» **Requirement**: Reproduce the lines unchanged, from the first line through the line containing "- svg-text:D19: D19: [678, 211, 707, 228]", both ends included.

» **Task inputs**:
=======

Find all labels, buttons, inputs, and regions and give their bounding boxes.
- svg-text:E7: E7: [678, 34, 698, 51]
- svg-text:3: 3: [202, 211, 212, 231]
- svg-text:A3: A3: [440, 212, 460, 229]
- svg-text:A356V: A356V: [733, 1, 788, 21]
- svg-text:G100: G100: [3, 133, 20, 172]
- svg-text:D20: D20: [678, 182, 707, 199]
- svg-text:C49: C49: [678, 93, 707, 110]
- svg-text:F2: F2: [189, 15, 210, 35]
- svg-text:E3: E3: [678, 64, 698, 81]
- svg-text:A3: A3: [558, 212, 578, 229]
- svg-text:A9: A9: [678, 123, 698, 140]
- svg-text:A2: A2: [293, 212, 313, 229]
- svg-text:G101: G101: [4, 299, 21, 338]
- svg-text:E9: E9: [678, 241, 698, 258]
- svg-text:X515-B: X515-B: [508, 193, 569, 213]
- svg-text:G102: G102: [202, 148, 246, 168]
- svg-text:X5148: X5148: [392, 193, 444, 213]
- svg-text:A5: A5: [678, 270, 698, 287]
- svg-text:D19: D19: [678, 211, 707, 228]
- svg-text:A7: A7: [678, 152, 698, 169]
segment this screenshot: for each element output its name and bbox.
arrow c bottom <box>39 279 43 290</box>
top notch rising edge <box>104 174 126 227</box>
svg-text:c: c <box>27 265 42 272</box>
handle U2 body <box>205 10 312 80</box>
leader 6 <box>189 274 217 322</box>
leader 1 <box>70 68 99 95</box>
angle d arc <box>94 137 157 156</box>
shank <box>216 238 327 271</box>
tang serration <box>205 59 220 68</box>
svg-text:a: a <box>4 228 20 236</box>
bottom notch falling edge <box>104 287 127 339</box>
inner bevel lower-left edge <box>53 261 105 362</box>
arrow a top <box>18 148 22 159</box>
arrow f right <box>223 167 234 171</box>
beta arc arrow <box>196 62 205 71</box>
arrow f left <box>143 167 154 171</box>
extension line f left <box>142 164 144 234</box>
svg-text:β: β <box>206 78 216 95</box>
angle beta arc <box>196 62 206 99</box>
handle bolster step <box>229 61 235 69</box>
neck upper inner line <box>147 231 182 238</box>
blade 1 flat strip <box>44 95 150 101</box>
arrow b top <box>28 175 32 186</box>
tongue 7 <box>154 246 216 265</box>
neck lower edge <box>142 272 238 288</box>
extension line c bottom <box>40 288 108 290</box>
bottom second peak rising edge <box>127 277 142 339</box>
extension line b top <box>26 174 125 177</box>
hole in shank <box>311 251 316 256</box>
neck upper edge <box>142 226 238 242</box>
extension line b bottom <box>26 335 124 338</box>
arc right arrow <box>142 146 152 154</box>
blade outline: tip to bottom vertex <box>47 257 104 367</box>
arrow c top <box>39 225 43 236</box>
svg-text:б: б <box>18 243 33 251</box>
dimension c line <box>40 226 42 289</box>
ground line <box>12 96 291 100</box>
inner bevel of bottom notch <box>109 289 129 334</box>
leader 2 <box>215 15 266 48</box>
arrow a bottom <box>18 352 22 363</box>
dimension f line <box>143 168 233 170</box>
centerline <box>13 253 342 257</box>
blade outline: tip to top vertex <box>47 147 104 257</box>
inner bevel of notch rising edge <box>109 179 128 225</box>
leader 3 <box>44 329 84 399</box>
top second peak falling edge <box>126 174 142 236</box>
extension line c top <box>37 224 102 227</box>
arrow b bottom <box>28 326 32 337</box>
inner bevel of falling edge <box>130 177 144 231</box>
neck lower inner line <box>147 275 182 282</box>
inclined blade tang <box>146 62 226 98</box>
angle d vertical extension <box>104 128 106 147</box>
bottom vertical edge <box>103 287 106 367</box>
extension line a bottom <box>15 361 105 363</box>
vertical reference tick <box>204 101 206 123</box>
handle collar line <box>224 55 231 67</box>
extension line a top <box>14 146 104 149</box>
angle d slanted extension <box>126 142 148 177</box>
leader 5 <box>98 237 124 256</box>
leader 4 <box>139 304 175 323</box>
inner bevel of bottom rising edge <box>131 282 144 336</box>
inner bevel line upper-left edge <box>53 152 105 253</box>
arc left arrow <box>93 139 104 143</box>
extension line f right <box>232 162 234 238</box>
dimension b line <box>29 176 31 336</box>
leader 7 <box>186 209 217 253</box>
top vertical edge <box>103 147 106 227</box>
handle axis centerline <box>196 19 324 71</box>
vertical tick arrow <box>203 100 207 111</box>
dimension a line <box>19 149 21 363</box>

=======

» **Solution below**:
Find all labels, buttons, inputs, and regions and give their bounding boxes.
- svg-text:E7: E7: [678, 34, 698, 51]
- svg-text:3: 3: [202, 211, 212, 231]
- svg-text:A3: A3: [440, 212, 460, 229]
- svg-text:A356V: A356V: [733, 1, 788, 21]
- svg-text:G100: G100: [3, 133, 20, 172]
- svg-text:D20: D20: [678, 182, 707, 199]
- svg-text:C49: C49: [678, 93, 707, 110]
- svg-text:F2: F2: [189, 15, 210, 35]
- svg-text:E3: E3: [678, 64, 698, 81]
- svg-text:A3: A3: [558, 212, 578, 229]
- svg-text:A9: A9: [678, 123, 698, 140]
- svg-text:A2: A2: [293, 212, 313, 229]
- svg-text:G101: G101: [4, 299, 21, 338]
- svg-text:E9: E9: [678, 241, 698, 258]
- svg-text:X515-B: X515-B: [508, 193, 569, 213]
- svg-text:G102: G102: [202, 148, 246, 168]
- svg-text:X5148: X5148: [392, 193, 444, 213]
- svg-text:A5: A5: [678, 270, 698, 287]
- svg-text:D19: D19: [678, 211, 707, 228]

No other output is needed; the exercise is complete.